[Items from a data source]
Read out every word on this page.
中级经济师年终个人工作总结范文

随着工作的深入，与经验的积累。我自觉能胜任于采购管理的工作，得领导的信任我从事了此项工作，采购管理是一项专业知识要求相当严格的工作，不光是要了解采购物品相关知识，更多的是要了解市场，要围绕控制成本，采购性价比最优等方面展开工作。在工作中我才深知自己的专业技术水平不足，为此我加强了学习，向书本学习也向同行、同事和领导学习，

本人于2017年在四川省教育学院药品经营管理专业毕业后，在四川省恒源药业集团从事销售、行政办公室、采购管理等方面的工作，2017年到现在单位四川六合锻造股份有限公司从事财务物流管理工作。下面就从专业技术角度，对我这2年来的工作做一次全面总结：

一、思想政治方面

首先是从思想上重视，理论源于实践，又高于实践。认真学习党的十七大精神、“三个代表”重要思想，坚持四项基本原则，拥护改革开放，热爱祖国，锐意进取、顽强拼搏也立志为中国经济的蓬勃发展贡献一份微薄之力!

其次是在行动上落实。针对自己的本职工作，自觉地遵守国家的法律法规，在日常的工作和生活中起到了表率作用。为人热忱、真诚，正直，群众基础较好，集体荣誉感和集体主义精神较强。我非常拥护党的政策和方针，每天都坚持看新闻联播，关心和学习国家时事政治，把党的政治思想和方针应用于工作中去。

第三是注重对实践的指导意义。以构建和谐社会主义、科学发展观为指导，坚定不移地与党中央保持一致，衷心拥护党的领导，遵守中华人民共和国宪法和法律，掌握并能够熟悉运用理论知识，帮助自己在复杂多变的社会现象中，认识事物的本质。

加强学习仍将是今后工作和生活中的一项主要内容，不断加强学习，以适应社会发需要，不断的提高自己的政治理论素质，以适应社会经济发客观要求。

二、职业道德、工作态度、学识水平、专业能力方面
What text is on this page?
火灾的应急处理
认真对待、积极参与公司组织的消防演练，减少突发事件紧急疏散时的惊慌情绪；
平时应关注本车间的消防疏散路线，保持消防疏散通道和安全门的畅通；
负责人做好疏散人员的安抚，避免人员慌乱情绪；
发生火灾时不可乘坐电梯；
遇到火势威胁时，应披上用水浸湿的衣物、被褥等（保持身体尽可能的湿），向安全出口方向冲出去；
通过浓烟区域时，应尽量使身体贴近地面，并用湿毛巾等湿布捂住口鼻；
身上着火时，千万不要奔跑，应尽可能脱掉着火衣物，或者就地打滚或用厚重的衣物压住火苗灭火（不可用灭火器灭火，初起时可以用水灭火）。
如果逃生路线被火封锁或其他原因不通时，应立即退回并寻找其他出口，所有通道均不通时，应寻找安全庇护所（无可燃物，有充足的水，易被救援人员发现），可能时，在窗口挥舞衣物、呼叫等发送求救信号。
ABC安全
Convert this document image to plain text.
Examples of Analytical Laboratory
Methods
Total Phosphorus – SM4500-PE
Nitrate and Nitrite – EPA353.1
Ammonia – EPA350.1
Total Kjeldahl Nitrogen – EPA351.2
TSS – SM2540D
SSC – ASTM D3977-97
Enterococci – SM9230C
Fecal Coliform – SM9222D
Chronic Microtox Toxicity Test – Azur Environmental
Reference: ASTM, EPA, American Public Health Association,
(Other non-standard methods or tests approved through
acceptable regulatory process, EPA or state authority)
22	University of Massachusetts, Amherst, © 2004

**Your task:**
Whenever "this" turns up in a line, pick that line out.

**Exercise output:**
Read out every word on this page.
What text is on this page?
Convert this document image to plain text.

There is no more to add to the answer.